* _Task directions_
In the carputer thread, translate this sentence into Spanish: "I know sometimes my laptop will periodically turn itself on to download updates when it's in standby mode."

* _Page_
# Carputer turning itself back on



## ttam69r (Nov 8, 2012)

Iv set the jumper on the psu to turn off after 5sec, hard off after 45sec
but it switches itself straight back on!

Iv checked the constant power, ground and ignition power and they are all on the right pins on the psu and iv checked the ignition on with a multi meter and there is no power in it when the computer switches itself back on.....stumped as what to do next?

any help would be good guys 
cheers


----------



## Ultimateherts (Nov 13, 2006)

More info need... What kind of PSU what vehicle etc


----------



## ttam69r (Nov 8, 2012)

thanks for your reply!
its going in a transporter t5

motherboard:
ASUS - Motherboards- ASUS AT3GC-I

psu:
Mini-ITX M2 Car PC DC-DC 160W 8V-28V ATX Power PSU 12V | eBay

cheers


----------



## req (Aug 4, 2007)

strange. when i was testing my carpc on the bench, there were jumpers that i could change the turn-off delay... but it seems that after it shuts down the car would need to send an ignition pulse to the powersupply to turn the pc back on, or the power supply is not doing its job and has some kind of defect letting power re-route back to the motherboard.

i bought a pico-psu from mo-co-so.com

Automotive Grade ATX PSU PicoPSU Switching AC to DC Power Supply

it works like a champ and was real cheap and worked perfect the first bootup.

dont really know what to tell you without more info dude.


----------



## Ultimateherts (Nov 13, 2006)

Sound like something is wired backwards. The only way to tell which wires are which is with a multimeter.


----------



## .:stealth:. (Oct 29, 2011)

Or it could just be that the PC has windows update turned on? Try turning that feature off. I know sometimes my laptop will periodically turn itself on to download updates when it's in standby mode.

Also, I have learned that 'Windows Defender' schedules itself to scan by default in the middle of the night, and will also turn the PC on to do that.


----------

* _Stored records_
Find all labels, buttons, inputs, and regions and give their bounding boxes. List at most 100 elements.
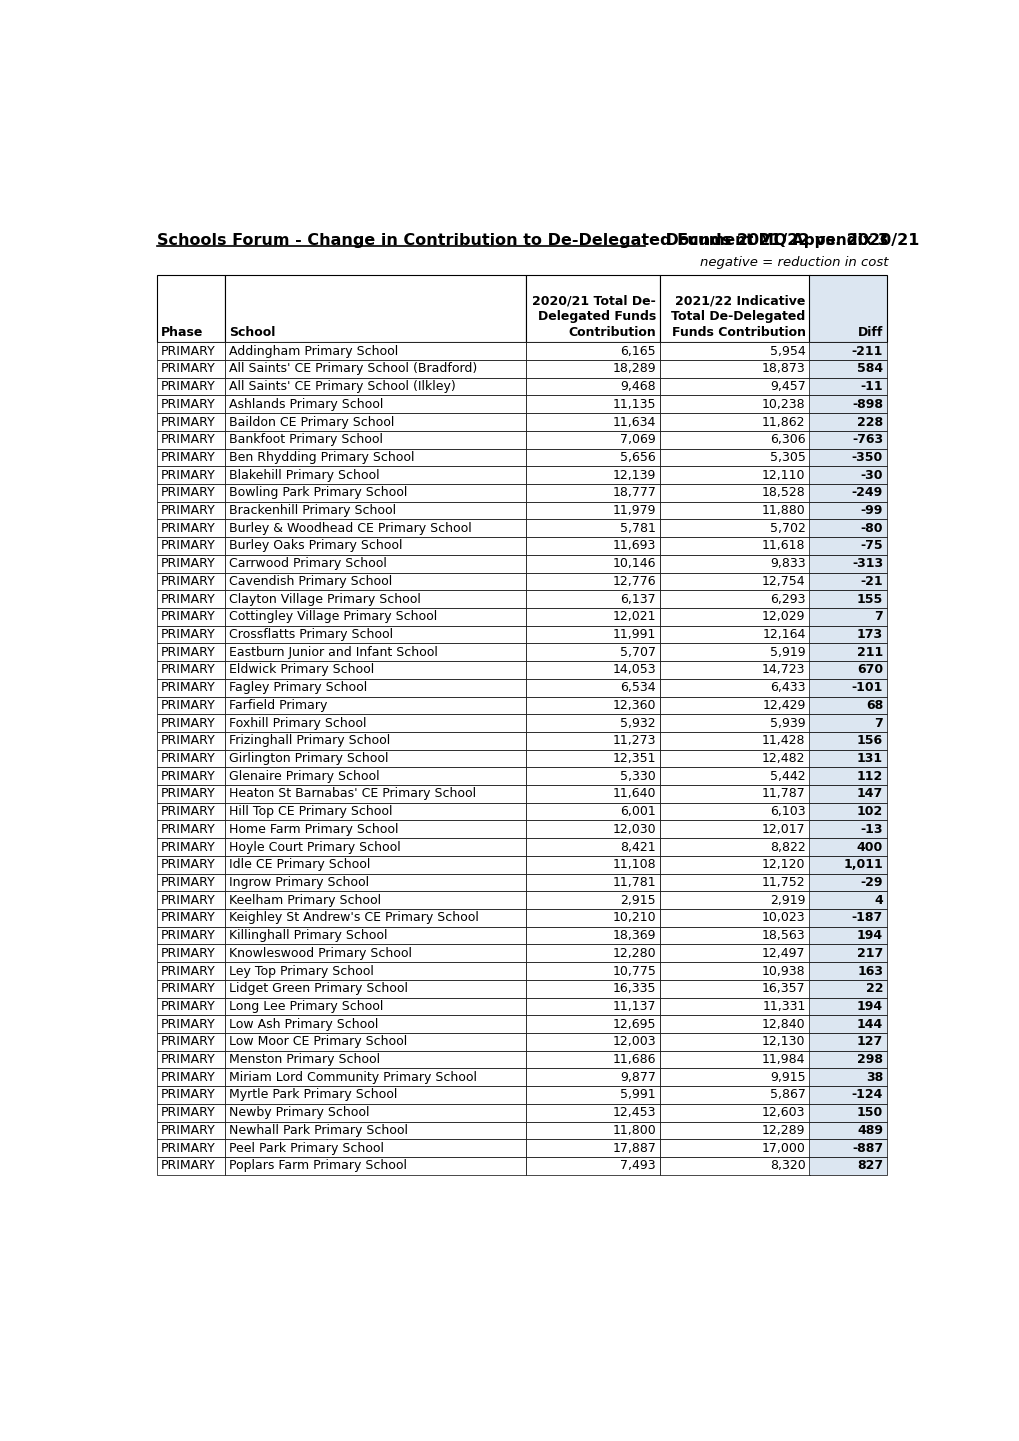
- Text: Phase: Phase: [161, 326, 203, 339]
- Text: 5,919: 5,919: [769, 646, 805, 659]
- Bar: [157, 467, 225, 484]
- Text: 7: 7: [873, 611, 882, 624]
- Text: 12,776: 12,776: [611, 575, 655, 588]
- Bar: [659, 1140, 809, 1157]
- Text: PRIMARY: PRIMARY: [161, 522, 215, 535]
- Bar: [157, 608, 225, 625]
- Bar: [157, 963, 225, 980]
- Text: PRIMARY: PRIMARY: [161, 929, 215, 942]
- Bar: [809, 448, 887, 467]
- Bar: [526, 555, 659, 572]
- Bar: [809, 608, 887, 625]
- Bar: [157, 519, 225, 537]
- Bar: [225, 1050, 526, 1068]
- Text: Bowling Park Primary School: Bowling Park Primary School: [229, 487, 407, 500]
- Text: 11,781: 11,781: [611, 876, 655, 889]
- Text: -211: -211: [851, 344, 882, 357]
- Bar: [809, 997, 887, 1016]
- Bar: [809, 467, 887, 484]
- Text: Long Lee Primary School: Long Lee Primary School: [229, 1000, 383, 1013]
- Bar: [809, 839, 887, 856]
- Text: 131: 131: [856, 752, 882, 765]
- Text: Home Farm Primary School: Home Farm Primary School: [229, 823, 398, 836]
- Bar: [809, 696, 887, 715]
- Text: 5,442: 5,442: [769, 769, 805, 782]
- Bar: [809, 501, 887, 519]
- Bar: [659, 519, 809, 537]
- Bar: [659, 696, 809, 715]
- Bar: [809, 378, 887, 395]
- Text: 298: 298: [856, 1053, 882, 1066]
- Text: Cottingley Village Primary School: Cottingley Village Primary School: [229, 611, 437, 624]
- Bar: [157, 343, 225, 360]
- Bar: [157, 1140, 225, 1157]
- Text: 2020/21 Total De-
Delegated Funds
Contribution: 2020/21 Total De- Delegated Funds Contri…: [532, 294, 655, 339]
- Text: Low Ash Primary School: Low Ash Primary School: [229, 1017, 378, 1030]
- Bar: [225, 395, 526, 414]
- Text: 127: 127: [856, 1036, 882, 1049]
- Bar: [157, 643, 225, 661]
- Bar: [809, 980, 887, 997]
- Text: Miriam Lord Community Primary School: Miriam Lord Community Primary School: [229, 1071, 477, 1084]
- Text: PRIMARY: PRIMARY: [161, 434, 215, 447]
- Bar: [157, 1157, 225, 1174]
- Bar: [659, 820, 809, 839]
- Bar: [526, 820, 659, 839]
- Bar: [809, 1016, 887, 1033]
- Text: 5,939: 5,939: [769, 716, 805, 729]
- Text: Addingham Primary School: Addingham Primary School: [229, 344, 397, 357]
- Bar: [157, 378, 225, 395]
- Text: PRIMARY: PRIMARY: [161, 823, 215, 836]
- Text: 18,289: 18,289: [611, 362, 655, 376]
- Bar: [225, 768, 526, 785]
- Text: 11,984: 11,984: [761, 1053, 805, 1066]
- Bar: [526, 732, 659, 749]
- Text: PRIMARY: PRIMARY: [161, 1071, 215, 1084]
- Text: 144: 144: [856, 1017, 882, 1030]
- Bar: [809, 927, 887, 944]
- Bar: [225, 715, 526, 732]
- Bar: [659, 1121, 809, 1140]
- Bar: [225, 537, 526, 555]
- Text: 9,468: 9,468: [620, 380, 655, 393]
- Bar: [225, 785, 526, 803]
- Bar: [157, 997, 225, 1016]
- Bar: [659, 803, 809, 820]
- Text: PRIMARY: PRIMARY: [161, 451, 215, 464]
- Text: PRIMARY: PRIMARY: [161, 682, 215, 695]
- Text: 1,011: 1,011: [843, 859, 882, 872]
- Text: -21: -21: [860, 575, 882, 588]
- Bar: [659, 643, 809, 661]
- Text: 11,108: 11,108: [611, 859, 655, 872]
- Text: 12,280: 12,280: [611, 947, 655, 960]
- Bar: [809, 803, 887, 820]
- Bar: [157, 785, 225, 803]
- Text: Fagley Primary School: Fagley Primary School: [229, 682, 367, 695]
- Bar: [659, 537, 809, 555]
- Text: 9,833: 9,833: [769, 558, 805, 571]
- Text: 11,428: 11,428: [761, 735, 805, 748]
- Text: 12,497: 12,497: [761, 947, 805, 960]
- Bar: [659, 980, 809, 997]
- Bar: [225, 572, 526, 591]
- Text: 18,563: 18,563: [761, 929, 805, 942]
- Text: 12,351: 12,351: [612, 752, 655, 765]
- Bar: [659, 360, 809, 378]
- Text: 5,954: 5,954: [769, 344, 805, 357]
- Text: 6,001: 6,001: [620, 806, 655, 818]
- Text: 5,702: 5,702: [769, 522, 805, 535]
- Bar: [809, 591, 887, 608]
- Bar: [526, 1087, 659, 1104]
- Bar: [659, 997, 809, 1016]
- Text: Knowleswood Primary School: Knowleswood Primary School: [229, 947, 412, 960]
- Text: 12,110: 12,110: [761, 468, 805, 481]
- Bar: [526, 360, 659, 378]
- Bar: [526, 696, 659, 715]
- Bar: [157, 873, 225, 892]
- Text: Baildon CE Primary School: Baildon CE Primary School: [229, 415, 394, 428]
- Bar: [659, 679, 809, 696]
- Bar: [526, 980, 659, 997]
- Bar: [225, 820, 526, 839]
- Bar: [809, 343, 887, 360]
- Text: PRIMARY: PRIMARY: [161, 806, 215, 818]
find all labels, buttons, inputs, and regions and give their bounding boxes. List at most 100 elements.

* _Output of the exercise_
Sé que a veces mi computadora portátil se enciende sola periódicamente para descargar actualizaciones cuando está en modo de espera.